Exclude the pictures, then copy all remaining records exactly.
============================================================
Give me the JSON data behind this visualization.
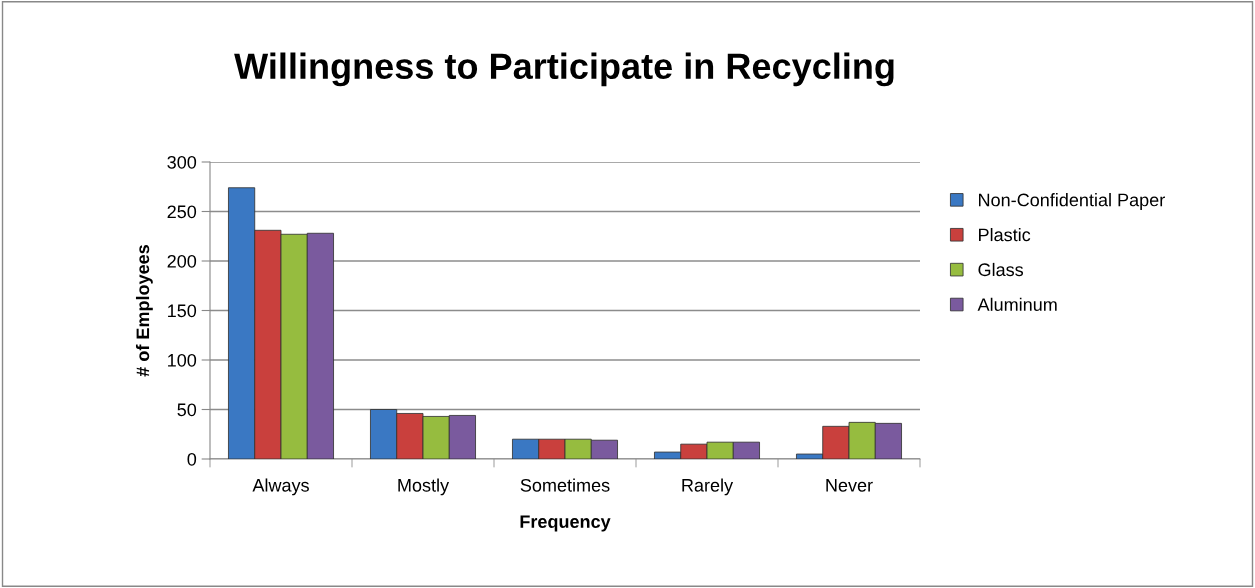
{
  "chart_data": {
    "type": "bar",
    "title": "Willingness to Participate in Recycling",
    "xlabel": "Frequency",
    "ylabel": "# of Employees",
    "categories": [
      "Always",
      "Mostly",
      "Sometimes",
      "Rarely",
      "Never"
    ],
    "series": [
      {
        "name": "Non-Confidential Paper",
        "color": "#3a78c3",
        "values": [
          274,
          50,
          20,
          7,
          5
        ]
      },
      {
        "name": "Plastic",
        "color": "#c9403d",
        "values": [
          231,
          46,
          20,
          15,
          33
        ]
      },
      {
        "name": "Glass",
        "color": "#96bc3f",
        "values": [
          227,
          43,
          20,
          17,
          37
        ]
      },
      {
        "name": "Aluminum",
        "color": "#7a5a9e",
        "values": [
          228,
          44,
          19,
          17,
          36
        ]
      }
    ],
    "ylim": [
      0,
      300
    ],
    "yticks": [
      0,
      50,
      100,
      150,
      200,
      250,
      300
    ],
    "grid": "y",
    "legend": "right"
  }
}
============================================================
Solution to the problem |
Give me the JSON data behind this visualization.
{
  "chart_data": {
    "type": "bar",
    "title": "Willingness to Participate in Recycling",
    "xlabel": "Frequency",
    "ylabel": "# of Employees",
    "categories": [
      "Always",
      "Mostly",
      "Sometimes",
      "Rarely",
      "Never"
    ],
    "series": [
      {
        "name": "Non-Confidential Paper",
        "color": "#3a78c3",
        "values": [
          274,
          50,
          20,
          7,
          5
        ]
      },
      {
        "name": "Plastic",
        "color": "#c9403d",
        "values": [
          231,
          46,
          20,
          15,
          33
        ]
      },
      {
        "name": "Glass",
        "color": "#96bc3f",
        "values": [
          227,
          43,
          20,
          17,
          37
        ]
      },
      {
        "name": "Aluminum",
        "color": "#7a5a9e",
        "values": [
          228,
          44,
          19,
          17,
          36
        ]
      }
    ],
    "ylim": [
      0,
      300
    ],
    "yticks": [
      0,
      50,
      100,
      150,
      200,
      250,
      300
    ],
    "grid": "y",
    "legend": "right"
  }
}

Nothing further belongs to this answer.